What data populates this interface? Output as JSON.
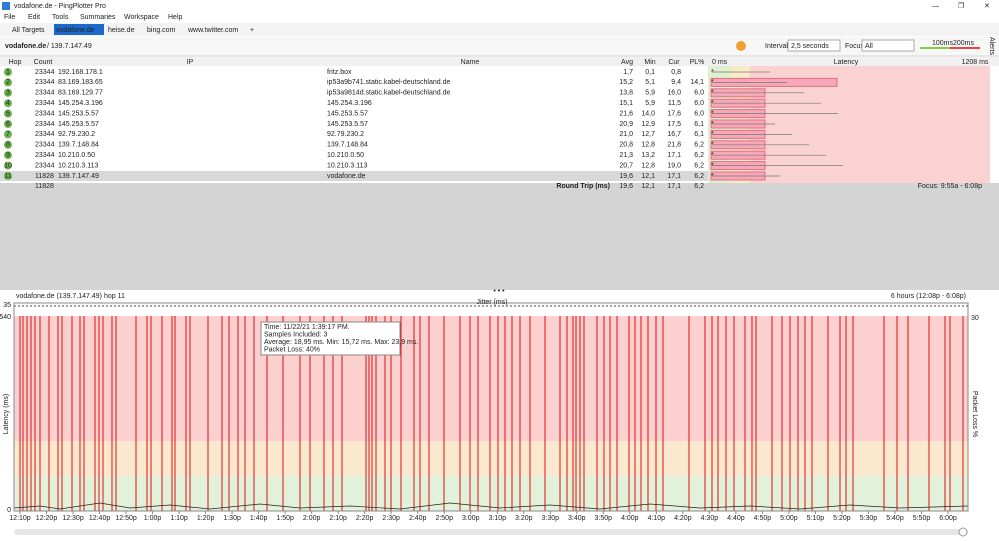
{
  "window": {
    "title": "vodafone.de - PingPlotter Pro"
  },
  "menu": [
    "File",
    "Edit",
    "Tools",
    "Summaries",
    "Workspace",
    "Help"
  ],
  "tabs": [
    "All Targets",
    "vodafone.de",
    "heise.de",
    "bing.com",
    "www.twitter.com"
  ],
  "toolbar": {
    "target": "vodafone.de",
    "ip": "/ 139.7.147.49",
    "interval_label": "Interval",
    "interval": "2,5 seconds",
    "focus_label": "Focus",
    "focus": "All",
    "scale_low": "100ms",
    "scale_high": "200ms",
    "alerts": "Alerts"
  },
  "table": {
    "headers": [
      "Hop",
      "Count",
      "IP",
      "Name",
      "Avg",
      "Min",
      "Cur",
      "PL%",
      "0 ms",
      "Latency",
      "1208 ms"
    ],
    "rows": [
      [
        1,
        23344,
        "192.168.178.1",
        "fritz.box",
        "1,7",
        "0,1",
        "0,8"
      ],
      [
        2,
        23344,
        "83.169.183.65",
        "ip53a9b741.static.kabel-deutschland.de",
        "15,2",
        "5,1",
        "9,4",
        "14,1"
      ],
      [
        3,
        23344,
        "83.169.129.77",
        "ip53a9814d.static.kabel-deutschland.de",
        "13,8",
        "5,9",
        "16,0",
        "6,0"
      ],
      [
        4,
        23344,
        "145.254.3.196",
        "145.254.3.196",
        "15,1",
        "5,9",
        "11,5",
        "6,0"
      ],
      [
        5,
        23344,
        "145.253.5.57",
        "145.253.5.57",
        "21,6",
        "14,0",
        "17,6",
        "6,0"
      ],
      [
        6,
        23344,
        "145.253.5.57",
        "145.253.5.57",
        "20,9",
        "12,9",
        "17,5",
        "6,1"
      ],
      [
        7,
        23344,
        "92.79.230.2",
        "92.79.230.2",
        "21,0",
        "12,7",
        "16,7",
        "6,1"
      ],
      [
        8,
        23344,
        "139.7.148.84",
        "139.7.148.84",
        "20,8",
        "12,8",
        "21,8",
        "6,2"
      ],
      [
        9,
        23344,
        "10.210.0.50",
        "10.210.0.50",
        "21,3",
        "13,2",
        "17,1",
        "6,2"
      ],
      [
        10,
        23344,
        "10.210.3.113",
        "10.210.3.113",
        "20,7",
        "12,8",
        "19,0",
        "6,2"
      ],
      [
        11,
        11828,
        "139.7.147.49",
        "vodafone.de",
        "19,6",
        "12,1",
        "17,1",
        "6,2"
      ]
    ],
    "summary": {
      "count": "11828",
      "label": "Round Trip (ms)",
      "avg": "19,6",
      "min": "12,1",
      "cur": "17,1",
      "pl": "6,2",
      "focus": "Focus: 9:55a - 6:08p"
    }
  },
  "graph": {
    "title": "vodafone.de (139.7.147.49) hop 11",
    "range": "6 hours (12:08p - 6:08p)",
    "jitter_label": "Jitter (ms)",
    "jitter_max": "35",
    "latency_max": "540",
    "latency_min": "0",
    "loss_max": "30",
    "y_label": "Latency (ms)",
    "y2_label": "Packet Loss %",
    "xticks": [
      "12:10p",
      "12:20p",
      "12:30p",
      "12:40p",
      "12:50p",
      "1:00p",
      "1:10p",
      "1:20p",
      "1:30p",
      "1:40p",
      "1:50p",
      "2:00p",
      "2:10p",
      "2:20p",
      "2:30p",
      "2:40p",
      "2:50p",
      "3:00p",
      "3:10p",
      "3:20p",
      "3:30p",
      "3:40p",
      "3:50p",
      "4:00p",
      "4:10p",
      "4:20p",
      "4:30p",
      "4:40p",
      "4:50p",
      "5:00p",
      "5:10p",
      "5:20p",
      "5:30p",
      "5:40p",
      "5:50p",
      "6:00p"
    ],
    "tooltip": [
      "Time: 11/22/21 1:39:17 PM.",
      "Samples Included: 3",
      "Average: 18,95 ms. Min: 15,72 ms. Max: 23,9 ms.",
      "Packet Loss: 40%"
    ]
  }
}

------------------------

What the task asks: Retype everything in the material word for word, minus pictures.

Solution for this exercise:
What data populates this interface? Output as JSON.
{
  "window": {
    "title": "vodafone.de - PingPlotter Pro"
  },
  "menu": [
    "File",
    "Edit",
    "Tools",
    "Summaries",
    "Workspace",
    "Help"
  ],
  "tabs": [
    "All Targets",
    "vodafone.de",
    "heise.de",
    "bing.com",
    "www.twitter.com"
  ],
  "toolbar": {
    "target": "vodafone.de",
    "ip": "/ 139.7.147.49",
    "interval_label": "Interval",
    "interval": "2,5 seconds",
    "focus_label": "Focus",
    "focus": "All",
    "scale_low": "100ms",
    "scale_high": "200ms",
    "alerts": "Alerts"
  },
  "table": {
    "headers": [
      "Hop",
      "Count",
      "IP",
      "Name",
      "Avg",
      "Min",
      "Cur",
      "PL%",
      "0 ms",
      "Latency",
      "1208 ms"
    ],
    "rows": [
      [
        1,
        23344,
        "192.168.178.1",
        "fritz.box",
        "1,7",
        "0,1",
        "0,8"
      ],
      [
        2,
        23344,
        "83.169.183.65",
        "ip53a9b741.static.kabel-deutschland.de",
        "15,2",
        "5,1",
        "9,4",
        "14,1"
      ],
      [
        3,
        23344,
        "83.169.129.77",
        "ip53a9814d.static.kabel-deutschland.de",
        "13,8",
        "5,9",
        "16,0",
        "6,0"
      ],
      [
        4,
        23344,
        "145.254.3.196",
        "145.254.3.196",
        "15,1",
        "5,9",
        "11,5",
        "6,0"
      ],
      [
        5,
        23344,
        "145.253.5.57",
        "145.253.5.57",
        "21,6",
        "14,0",
        "17,6",
        "6,0"
      ],
      [
        6,
        23344,
        "145.253.5.57",
        "145.253.5.57",
        "20,9",
        "12,9",
        "17,5",
        "6,1"
      ],
      [
        7,
        23344,
        "92.79.230.2",
        "92.79.230.2",
        "21,0",
        "12,7",
        "16,7",
        "6,1"
      ],
      [
        8,
        23344,
        "139.7.148.84",
        "139.7.148.84",
        "20,8",
        "12,8",
        "21,8",
        "6,2"
      ],
      [
        9,
        23344,
        "10.210.0.50",
        "10.210.0.50",
        "21,3",
        "13,2",
        "17,1",
        "6,2"
      ],
      [
        10,
        23344,
        "10.210.3.113",
        "10.210.3.113",
        "20,7",
        "12,8",
        "19,0",
        "6,2"
      ],
      [
        11,
        11828,
        "139.7.147.49",
        "vodafone.de",
        "19,6",
        "12,1",
        "17,1",
        "6,2"
      ]
    ],
    "summary": {
      "count": "11828",
      "label": "Round Trip (ms)",
      "avg": "19,6",
      "min": "12,1",
      "cur": "17,1",
      "pl": "6,2",
      "focus": "Focus: 9:55a - 6:08p"
    }
  },
  "graph": {
    "title": "vodafone.de (139.7.147.49) hop 11",
    "range": "6 hours (12:08p - 6:08p)",
    "jitter_label": "Jitter (ms)",
    "jitter_max": "35",
    "latency_max": "540",
    "latency_min": "0",
    "loss_max": "30",
    "y_label": "Latency (ms)",
    "y2_label": "Packet Loss %",
    "xticks": [
      "12:10p",
      "12:20p",
      "12:30p",
      "12:40p",
      "12:50p",
      "1:00p",
      "1:10p",
      "1:20p",
      "1:30p",
      "1:40p",
      "1:50p",
      "2:00p",
      "2:10p",
      "2:20p",
      "2:30p",
      "2:40p",
      "2:50p",
      "3:00p",
      "3:10p",
      "3:20p",
      "3:30p",
      "3:40p",
      "3:50p",
      "4:00p",
      "4:10p",
      "4:20p",
      "4:30p",
      "4:40p",
      "4:50p",
      "5:00p",
      "5:10p",
      "5:20p",
      "5:30p",
      "5:40p",
      "5:50p",
      "6:00p"
    ],
    "tooltip": [
      "Time: 11/22/21 1:39:17 PM.",
      "Samples Included: 3",
      "Average: 18,95 ms. Min: 15,72 ms. Max: 23,9 ms.",
      "Packet Loss: 40%"
    ]
  }
}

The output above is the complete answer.